**Data rows:**
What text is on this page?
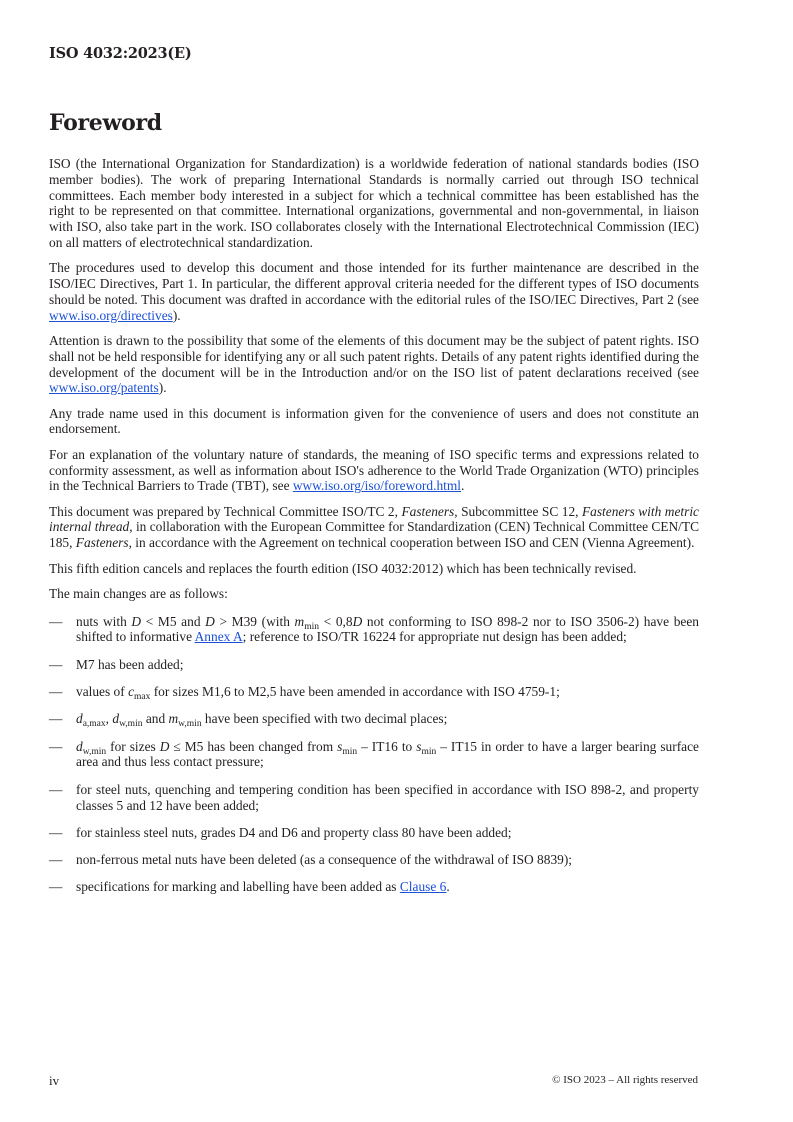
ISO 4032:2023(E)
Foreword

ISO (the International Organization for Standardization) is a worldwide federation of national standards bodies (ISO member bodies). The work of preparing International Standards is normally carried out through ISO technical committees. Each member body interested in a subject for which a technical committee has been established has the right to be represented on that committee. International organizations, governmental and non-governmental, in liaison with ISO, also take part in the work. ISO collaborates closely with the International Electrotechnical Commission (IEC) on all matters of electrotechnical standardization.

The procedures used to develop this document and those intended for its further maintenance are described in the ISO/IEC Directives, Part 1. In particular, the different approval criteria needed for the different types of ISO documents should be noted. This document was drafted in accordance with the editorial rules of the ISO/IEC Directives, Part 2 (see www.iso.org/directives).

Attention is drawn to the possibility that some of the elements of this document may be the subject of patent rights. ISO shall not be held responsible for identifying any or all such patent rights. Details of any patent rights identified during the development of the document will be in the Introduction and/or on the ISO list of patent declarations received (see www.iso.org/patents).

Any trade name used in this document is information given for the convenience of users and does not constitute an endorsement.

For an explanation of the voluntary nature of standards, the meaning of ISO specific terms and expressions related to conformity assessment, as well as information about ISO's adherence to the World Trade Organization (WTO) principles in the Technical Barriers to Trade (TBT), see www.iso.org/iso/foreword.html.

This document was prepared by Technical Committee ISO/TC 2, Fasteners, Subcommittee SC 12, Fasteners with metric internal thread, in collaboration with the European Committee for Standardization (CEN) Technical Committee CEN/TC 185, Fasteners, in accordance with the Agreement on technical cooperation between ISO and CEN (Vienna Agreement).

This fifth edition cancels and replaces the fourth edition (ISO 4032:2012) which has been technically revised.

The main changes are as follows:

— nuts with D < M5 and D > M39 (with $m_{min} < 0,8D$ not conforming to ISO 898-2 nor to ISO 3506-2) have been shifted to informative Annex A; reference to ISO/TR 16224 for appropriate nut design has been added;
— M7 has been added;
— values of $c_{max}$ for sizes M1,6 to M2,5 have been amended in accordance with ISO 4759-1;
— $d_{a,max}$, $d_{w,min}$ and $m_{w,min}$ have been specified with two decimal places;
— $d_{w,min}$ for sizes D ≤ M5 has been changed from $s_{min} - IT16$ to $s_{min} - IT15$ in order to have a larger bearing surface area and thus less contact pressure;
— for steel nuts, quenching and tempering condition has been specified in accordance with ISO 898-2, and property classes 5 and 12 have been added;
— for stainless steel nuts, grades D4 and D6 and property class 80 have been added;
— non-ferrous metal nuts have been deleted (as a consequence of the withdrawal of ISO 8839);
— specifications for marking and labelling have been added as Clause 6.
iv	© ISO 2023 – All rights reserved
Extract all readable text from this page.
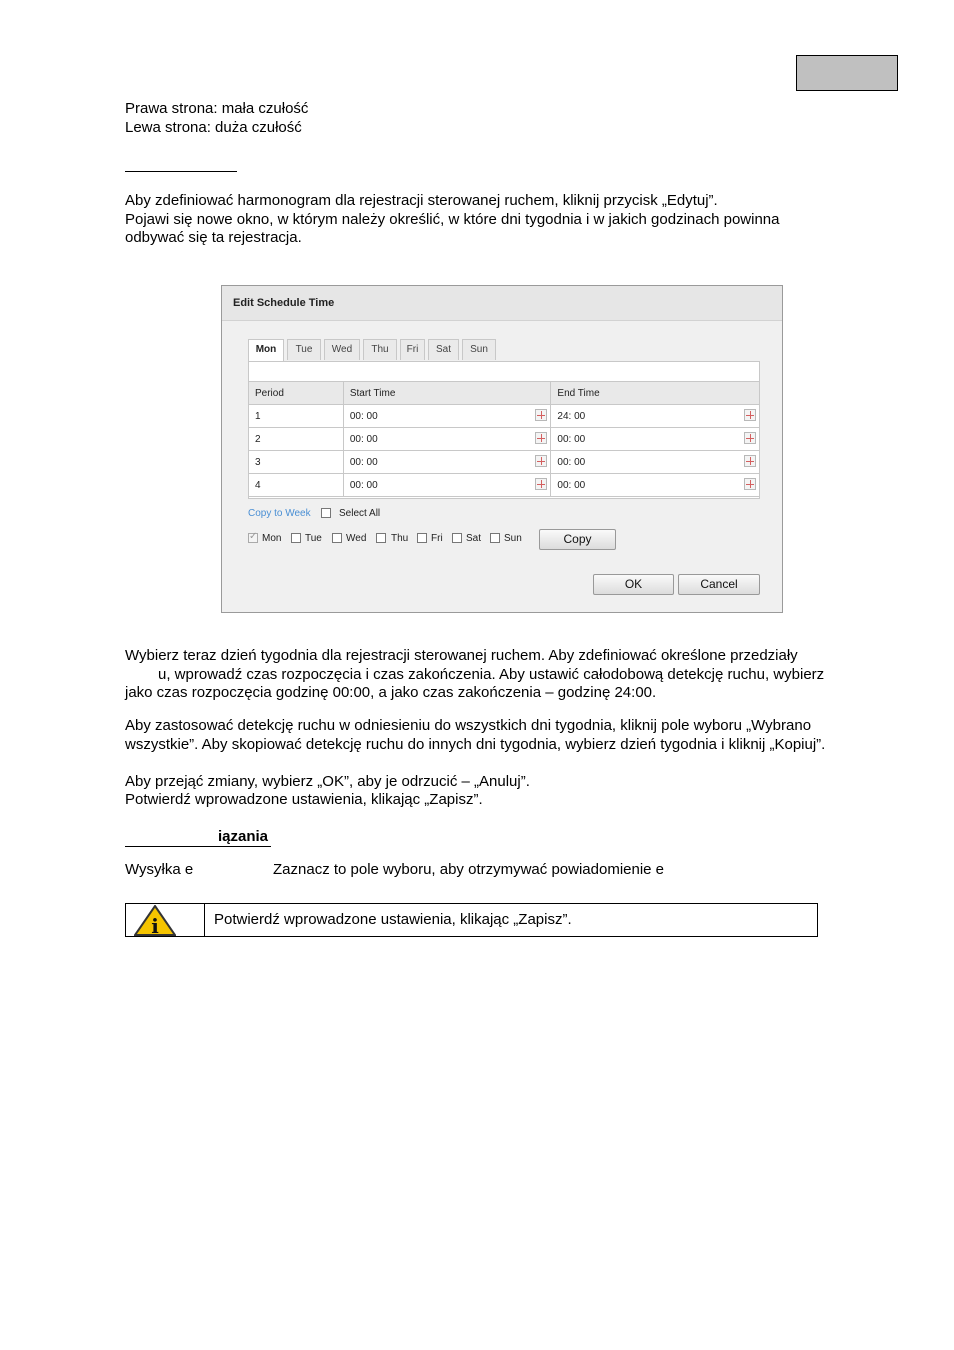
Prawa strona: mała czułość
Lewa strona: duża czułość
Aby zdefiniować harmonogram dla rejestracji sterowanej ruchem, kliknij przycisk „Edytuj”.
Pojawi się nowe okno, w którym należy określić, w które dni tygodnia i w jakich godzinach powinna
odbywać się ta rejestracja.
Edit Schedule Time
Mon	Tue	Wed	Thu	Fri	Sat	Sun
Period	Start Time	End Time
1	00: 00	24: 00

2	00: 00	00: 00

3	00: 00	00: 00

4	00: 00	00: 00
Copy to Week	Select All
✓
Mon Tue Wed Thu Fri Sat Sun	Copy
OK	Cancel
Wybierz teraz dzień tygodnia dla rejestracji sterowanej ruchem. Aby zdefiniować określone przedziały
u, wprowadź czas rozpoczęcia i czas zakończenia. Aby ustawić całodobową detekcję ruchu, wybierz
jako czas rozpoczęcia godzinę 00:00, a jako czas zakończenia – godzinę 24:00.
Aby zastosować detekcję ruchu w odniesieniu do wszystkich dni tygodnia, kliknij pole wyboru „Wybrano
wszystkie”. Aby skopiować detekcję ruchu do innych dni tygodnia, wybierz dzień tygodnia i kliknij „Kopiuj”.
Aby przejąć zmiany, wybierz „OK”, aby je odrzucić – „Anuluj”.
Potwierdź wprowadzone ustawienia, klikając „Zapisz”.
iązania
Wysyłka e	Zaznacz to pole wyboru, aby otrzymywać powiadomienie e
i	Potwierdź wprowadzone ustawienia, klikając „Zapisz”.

**Goal of the exercise:**
Identify and list each line with the word "rozpoczęcia".

**Exercise result:**
u, wprowadź czas rozpoczęcia i czas zakończenia. Aby ustawić całodobową detekcję ruchu, wybierz
jako czas rozpoczęcia godzinę 00:00, a jako czas zakończenia – godzinę 24:00.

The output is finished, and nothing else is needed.